-- INSTRUCTION --
Can you retype every record below exactly as written?

Lines of data:
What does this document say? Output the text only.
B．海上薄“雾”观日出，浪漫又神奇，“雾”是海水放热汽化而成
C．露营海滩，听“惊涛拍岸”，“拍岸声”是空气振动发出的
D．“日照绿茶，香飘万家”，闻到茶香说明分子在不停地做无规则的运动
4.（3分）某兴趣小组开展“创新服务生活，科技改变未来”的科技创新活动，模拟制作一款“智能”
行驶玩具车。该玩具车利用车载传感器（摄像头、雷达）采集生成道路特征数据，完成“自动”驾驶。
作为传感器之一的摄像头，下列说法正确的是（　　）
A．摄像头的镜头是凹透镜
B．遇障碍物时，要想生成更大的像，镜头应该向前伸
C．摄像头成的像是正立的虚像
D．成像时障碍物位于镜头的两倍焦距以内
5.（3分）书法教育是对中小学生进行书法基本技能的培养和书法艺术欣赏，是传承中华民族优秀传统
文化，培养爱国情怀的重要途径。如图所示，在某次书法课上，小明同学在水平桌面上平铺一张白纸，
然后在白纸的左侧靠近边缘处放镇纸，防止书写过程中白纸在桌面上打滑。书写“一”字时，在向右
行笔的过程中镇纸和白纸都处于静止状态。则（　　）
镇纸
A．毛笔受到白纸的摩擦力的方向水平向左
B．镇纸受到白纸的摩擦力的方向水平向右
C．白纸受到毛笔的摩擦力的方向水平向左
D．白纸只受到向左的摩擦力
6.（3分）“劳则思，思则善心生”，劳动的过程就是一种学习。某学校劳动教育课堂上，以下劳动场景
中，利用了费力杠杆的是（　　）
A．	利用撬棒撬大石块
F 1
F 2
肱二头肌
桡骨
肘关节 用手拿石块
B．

-- WORKED ANSWER --
What does this document say? Output the text only.
B．海上薄“雾”观日出，浪漫又神奇，“雾”是海水放热汽化而成
C．露营海滩，听“惊涛拍岸”，“拍岸声”是空气振动发出的
D．“日照绿茶，香飘万家”，闻到茶香说明分子在不停地做无规则的运动
4.（3分）某兴趣小组开展“创新服务生活，科技改变未来”的科技创新活动，模拟制作一款“智能”
行驶玩具车。该玩具车利用车载传感器（摄像头、雷达）采集生成道路特征数据，完成“自动”驾驶。
作为传感器之一的摄像头，下列说法正确的是（　　）
A．摄像头的镜头是凹透镜
B．遇障碍物时，要想生成更大的像，镜头应该向前伸
C．摄像头成的像是正立的虚像
D．成像时障碍物位于镜头的两倍焦距以内
5.（3分）书法教育是对中小学生进行书法基本技能的培养和书法艺术欣赏，是传承中华民族优秀传统
文化，培养爱国情怀的重要途径。如图所示，在某次书法课上，小明同学在水平桌面上平铺一张白纸，
然后在白纸的左侧靠近边缘处放镇纸，防止书写过程中白纸在桌面上打滑。书写“一”字时，在向右
行笔的过程中镇纸和白纸都处于静止状态。则（　　）
镇纸
A．毛笔受到白纸的摩擦力的方向水平向左
B．镇纸受到白纸的摩擦力的方向水平向右
C．白纸受到毛笔的摩擦力的方向水平向左
D．白纸只受到向左的摩擦力
6.（3分）“劳则思，思则善心生”，劳动的过程就是一种学习。某学校劳动教育课堂上，以下劳动场景
中，利用了费力杠杆的是（　　）
A．	利用撬棒撬大石块
F 1
F 2
肱二头肌
桡骨
肘关节 用手拿石块
B．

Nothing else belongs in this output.